[DIRECTIVE]:
Go through the data below. List every line that holds the word "siue".

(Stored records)
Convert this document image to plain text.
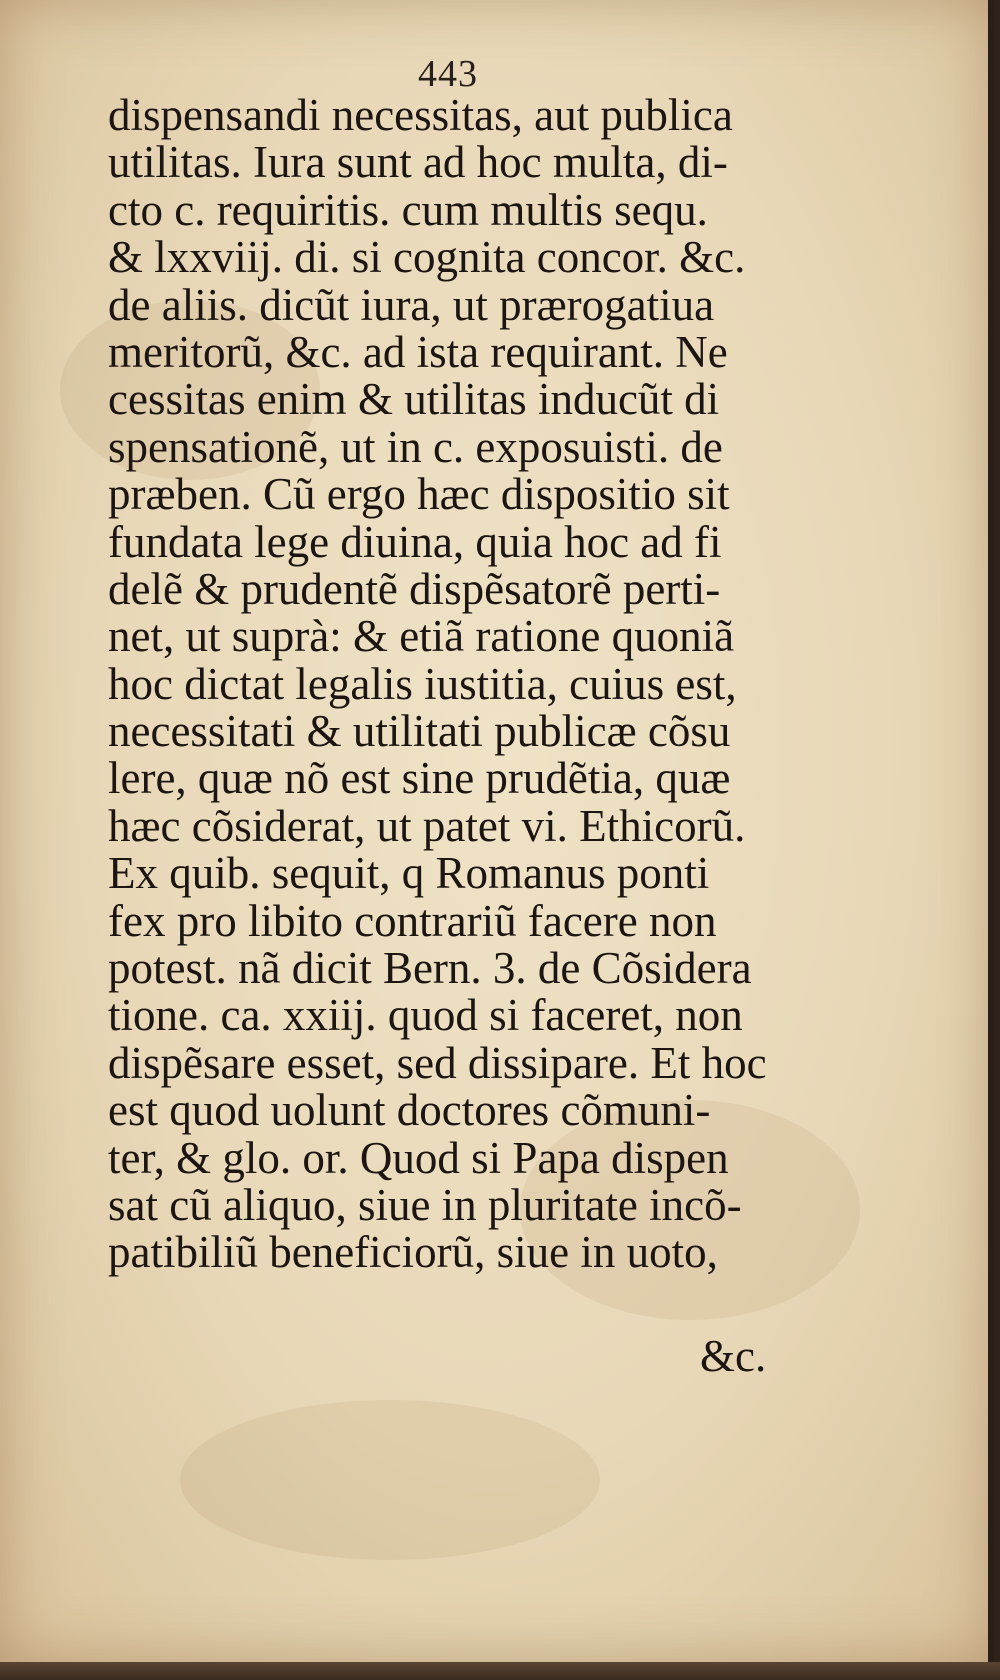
443
dispensandi necessitas, aut publica
utilitas. Iura sunt ad hoc multa, di-
cto c. requiritis. cum multis sequ.
& lxxviij. di. si cognita concor. &c.
de aliis. dicũt iura, ut prærogatiua
meritorũ, &c. ad ista requirant. Ne
cessitas enim & utilitas inducũt di
spensationẽ, ut in c. exposuisti. de
præben. Cũ ergo hæc dispositio sit
fundata lege diuina, quia hoc ad fi
delẽ & prudentẽ dispẽsatorẽ perti-
net, ut suprà: & etiã ratione quoniã
hoc dictat legalis iustitia, cuius est,
necessitati & utilitati publicæ cõsu
lere, quæ nõ est sine prudẽtia, quæ
hæc cõsiderat, ut patet vi. Ethicorũ.
Ex quib. sequit, q Romanus ponti
fex pro libito contrariũ facere non
potest. nã dicit Bern. 3. de Cõsidera
tione. ca. xxiij. quod si faceret, non
dispẽsare esset, sed dissipare. Et hoc
est quod uolunt doctores cõmuni-
ter, & glo. or. Quod si Papa dispen
sat cũ aliquo, siue in pluritate incõ-
patibiliũ beneficiorũ, siue in uoto,
&c.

[SOLUTION TO THIS PROBLEM]:
sat cũ aliquo, siue in pluritate incõ-
patibiliũ beneficiorũ, siue in uoto,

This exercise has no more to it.